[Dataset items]
★ ★ ★ ★

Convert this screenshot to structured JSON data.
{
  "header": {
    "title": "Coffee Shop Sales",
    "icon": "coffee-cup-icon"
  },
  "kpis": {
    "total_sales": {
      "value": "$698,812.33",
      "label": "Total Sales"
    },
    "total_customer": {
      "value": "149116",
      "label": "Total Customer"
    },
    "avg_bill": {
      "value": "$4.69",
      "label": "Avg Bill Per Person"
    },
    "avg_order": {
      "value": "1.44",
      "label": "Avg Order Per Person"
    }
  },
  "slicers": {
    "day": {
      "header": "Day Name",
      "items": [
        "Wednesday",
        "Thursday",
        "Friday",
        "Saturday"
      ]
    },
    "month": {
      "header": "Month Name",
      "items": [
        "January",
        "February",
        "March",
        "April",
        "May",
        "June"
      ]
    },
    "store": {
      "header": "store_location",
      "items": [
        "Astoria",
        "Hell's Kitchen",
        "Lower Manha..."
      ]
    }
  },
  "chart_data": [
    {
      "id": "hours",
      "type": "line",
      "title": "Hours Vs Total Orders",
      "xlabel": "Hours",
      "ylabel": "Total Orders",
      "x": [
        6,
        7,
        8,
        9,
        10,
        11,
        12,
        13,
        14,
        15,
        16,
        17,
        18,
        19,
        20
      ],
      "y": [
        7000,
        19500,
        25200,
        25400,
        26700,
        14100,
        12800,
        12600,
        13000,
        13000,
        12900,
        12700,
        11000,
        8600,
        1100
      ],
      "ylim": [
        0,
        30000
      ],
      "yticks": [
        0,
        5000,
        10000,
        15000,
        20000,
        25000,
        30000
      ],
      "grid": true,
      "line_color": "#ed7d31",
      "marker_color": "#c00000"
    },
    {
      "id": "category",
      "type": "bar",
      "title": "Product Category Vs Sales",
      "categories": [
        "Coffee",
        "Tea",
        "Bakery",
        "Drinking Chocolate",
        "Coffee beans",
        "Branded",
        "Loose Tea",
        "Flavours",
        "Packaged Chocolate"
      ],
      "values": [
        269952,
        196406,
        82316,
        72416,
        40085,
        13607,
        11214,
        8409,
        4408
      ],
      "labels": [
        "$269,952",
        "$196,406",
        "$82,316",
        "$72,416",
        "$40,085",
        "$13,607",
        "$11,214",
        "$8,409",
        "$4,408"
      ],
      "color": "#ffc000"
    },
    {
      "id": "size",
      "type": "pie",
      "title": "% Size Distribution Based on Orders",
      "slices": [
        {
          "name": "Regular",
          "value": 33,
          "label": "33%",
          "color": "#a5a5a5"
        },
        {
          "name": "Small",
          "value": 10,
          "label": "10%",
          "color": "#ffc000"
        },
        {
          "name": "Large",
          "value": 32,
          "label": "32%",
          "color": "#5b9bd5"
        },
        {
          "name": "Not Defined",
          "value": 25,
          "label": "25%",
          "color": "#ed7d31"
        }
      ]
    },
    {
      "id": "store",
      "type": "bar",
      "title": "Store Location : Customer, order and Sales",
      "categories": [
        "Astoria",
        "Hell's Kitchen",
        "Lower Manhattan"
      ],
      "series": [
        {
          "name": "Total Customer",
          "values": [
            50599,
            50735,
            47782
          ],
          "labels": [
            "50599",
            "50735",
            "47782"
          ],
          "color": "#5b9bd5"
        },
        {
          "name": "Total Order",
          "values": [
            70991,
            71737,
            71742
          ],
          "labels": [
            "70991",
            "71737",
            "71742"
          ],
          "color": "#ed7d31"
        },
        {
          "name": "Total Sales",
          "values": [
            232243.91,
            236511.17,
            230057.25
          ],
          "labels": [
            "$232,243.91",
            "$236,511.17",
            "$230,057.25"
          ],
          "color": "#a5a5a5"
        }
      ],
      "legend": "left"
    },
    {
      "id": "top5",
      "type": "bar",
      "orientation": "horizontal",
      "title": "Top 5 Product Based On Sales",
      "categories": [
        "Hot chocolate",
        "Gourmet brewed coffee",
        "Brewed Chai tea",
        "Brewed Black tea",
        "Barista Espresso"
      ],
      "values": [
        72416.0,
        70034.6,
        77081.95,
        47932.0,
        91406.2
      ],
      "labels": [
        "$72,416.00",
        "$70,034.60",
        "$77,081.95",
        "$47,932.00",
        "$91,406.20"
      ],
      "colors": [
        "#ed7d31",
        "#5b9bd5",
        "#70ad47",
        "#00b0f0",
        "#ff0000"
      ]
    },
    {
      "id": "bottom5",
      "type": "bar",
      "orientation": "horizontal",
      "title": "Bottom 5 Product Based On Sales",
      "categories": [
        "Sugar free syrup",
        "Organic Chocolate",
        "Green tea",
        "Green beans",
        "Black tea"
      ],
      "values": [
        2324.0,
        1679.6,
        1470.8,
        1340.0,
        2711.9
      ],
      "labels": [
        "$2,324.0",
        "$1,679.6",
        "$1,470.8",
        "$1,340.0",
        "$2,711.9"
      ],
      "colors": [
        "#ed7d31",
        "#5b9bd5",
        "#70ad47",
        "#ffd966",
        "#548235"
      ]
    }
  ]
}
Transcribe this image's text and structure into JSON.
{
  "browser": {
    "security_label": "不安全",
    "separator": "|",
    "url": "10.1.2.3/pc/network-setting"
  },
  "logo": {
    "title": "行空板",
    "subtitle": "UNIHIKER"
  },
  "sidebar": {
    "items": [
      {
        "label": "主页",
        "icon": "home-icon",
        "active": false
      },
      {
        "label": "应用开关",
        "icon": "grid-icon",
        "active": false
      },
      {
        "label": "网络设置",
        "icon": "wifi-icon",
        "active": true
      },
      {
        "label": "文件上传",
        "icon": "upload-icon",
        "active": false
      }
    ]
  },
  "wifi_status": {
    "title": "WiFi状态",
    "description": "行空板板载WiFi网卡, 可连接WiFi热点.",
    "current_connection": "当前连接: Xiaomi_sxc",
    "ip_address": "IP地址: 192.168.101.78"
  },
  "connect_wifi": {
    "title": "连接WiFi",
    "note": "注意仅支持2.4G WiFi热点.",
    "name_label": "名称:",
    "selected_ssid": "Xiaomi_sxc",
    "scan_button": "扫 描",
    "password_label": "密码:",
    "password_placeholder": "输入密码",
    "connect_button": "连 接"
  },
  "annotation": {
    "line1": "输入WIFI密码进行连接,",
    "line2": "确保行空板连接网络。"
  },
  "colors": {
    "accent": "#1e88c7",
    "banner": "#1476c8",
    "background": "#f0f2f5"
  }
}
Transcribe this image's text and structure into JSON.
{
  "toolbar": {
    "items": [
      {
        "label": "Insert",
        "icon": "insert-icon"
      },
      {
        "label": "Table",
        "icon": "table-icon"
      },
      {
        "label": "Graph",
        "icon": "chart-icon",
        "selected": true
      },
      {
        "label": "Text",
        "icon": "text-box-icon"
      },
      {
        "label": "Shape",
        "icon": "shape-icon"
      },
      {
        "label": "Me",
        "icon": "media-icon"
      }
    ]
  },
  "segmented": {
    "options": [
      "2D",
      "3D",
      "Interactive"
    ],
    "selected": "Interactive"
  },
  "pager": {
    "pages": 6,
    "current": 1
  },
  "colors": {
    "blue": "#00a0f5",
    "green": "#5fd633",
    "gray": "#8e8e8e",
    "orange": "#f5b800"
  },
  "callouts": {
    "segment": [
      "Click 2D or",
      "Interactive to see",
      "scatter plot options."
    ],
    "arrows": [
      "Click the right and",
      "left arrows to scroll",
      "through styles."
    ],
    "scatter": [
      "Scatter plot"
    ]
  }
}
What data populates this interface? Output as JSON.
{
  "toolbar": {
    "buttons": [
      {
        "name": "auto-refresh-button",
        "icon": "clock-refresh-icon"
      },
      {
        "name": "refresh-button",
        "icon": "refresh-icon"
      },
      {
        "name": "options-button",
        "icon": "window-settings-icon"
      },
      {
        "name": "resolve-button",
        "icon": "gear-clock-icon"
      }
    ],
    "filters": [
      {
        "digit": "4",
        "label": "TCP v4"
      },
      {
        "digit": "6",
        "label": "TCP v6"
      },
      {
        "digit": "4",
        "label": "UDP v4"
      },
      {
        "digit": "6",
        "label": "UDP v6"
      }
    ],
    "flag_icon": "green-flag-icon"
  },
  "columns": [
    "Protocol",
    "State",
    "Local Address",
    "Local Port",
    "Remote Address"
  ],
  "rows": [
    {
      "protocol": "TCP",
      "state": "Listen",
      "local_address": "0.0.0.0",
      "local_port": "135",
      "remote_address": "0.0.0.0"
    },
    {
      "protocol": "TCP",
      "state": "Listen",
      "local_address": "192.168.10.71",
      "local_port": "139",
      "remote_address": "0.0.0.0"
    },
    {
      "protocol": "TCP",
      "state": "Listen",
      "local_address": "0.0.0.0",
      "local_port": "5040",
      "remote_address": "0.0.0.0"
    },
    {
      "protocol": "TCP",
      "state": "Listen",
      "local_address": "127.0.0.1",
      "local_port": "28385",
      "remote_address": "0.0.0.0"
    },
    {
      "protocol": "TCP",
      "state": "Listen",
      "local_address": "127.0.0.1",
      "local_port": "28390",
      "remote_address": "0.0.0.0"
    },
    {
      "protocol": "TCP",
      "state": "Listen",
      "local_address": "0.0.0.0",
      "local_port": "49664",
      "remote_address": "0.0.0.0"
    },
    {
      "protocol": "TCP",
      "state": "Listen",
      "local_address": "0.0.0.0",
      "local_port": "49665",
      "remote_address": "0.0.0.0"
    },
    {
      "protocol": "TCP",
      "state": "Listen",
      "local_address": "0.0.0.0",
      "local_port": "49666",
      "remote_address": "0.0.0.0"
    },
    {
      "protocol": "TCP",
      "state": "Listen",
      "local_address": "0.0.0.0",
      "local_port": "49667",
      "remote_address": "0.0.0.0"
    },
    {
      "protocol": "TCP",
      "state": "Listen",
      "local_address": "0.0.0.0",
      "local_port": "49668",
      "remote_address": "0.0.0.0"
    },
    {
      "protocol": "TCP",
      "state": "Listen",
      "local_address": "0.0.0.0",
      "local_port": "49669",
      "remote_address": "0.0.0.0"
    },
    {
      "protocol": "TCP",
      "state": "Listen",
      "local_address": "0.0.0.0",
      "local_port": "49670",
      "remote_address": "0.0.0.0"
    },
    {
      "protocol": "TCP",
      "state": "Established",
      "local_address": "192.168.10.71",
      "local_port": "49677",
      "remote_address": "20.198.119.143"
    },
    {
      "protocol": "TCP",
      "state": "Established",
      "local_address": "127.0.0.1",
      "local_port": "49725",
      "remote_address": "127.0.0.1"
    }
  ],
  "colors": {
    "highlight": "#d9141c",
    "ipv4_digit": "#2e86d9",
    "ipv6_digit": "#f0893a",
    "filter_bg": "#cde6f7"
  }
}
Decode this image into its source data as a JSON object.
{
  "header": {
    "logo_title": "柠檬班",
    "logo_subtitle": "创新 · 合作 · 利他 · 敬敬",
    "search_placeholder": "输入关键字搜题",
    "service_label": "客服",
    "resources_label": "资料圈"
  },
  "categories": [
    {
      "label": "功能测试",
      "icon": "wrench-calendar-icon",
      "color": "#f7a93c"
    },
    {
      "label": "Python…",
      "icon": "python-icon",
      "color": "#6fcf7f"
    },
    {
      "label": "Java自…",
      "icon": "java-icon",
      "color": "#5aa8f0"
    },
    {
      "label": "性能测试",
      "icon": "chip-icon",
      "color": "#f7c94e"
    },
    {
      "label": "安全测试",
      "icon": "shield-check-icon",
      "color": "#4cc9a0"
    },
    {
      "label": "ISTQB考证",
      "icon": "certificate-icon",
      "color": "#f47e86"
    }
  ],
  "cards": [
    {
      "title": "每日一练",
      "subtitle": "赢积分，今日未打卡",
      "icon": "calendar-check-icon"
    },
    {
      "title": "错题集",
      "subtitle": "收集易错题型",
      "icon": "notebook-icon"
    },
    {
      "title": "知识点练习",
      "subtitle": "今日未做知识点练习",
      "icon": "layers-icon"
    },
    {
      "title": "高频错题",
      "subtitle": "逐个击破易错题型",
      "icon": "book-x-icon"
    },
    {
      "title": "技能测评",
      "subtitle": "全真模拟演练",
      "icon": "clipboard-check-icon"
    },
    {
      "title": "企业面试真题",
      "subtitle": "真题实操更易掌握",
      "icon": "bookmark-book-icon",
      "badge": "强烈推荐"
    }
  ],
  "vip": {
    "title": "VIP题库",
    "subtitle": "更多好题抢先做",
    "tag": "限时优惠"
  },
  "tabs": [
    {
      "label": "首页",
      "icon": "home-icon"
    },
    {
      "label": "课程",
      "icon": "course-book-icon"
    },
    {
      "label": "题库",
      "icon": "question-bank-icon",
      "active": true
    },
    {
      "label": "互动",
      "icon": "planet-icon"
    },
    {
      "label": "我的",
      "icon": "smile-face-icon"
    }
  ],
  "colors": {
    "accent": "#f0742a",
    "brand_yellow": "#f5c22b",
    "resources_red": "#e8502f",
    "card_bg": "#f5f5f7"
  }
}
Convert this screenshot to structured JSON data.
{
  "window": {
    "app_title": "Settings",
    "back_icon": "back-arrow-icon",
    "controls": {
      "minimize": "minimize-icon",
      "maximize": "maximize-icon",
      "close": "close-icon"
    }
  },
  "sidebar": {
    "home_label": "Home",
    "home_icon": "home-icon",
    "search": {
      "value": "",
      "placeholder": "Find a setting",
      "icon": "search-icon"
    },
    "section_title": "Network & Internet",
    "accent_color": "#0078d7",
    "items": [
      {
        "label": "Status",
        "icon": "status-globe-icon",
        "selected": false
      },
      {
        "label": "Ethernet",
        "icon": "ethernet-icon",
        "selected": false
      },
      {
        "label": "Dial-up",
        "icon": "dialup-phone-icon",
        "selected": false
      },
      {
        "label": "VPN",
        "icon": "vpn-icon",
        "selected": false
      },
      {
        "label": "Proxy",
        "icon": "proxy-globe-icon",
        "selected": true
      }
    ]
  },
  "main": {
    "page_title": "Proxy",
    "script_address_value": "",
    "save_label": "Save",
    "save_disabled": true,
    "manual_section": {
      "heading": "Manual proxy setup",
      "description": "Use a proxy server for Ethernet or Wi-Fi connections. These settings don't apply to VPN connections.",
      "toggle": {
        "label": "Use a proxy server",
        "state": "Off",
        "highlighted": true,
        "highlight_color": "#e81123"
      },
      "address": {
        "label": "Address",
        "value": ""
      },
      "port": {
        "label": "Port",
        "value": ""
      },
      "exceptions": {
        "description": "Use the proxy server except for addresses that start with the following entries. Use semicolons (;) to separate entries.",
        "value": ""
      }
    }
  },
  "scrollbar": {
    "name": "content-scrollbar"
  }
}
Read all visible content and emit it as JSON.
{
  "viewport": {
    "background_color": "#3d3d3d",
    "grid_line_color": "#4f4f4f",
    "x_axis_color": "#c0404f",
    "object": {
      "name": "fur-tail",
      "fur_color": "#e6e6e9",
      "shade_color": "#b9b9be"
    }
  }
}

★ ★ ★ ★

#### Exercise prompt:
All lines from the one containing "Read all visible content and emit it as JSON." through the final line of the listing above are to be reproduced exactly; include both and add nothing.

#### Task solution:
Read all visible content and emit it as JSON.
{
  "viewport": {
    "background_color": "#3d3d3d",
    "grid_line_color": "#4f4f4f",
    "x_axis_color": "#c0404f",
    "object": {
      "name": "fur-tail",
      "fur_color": "#e6e6e9",
      "shade_color": "#b9b9be"
    }
  }
}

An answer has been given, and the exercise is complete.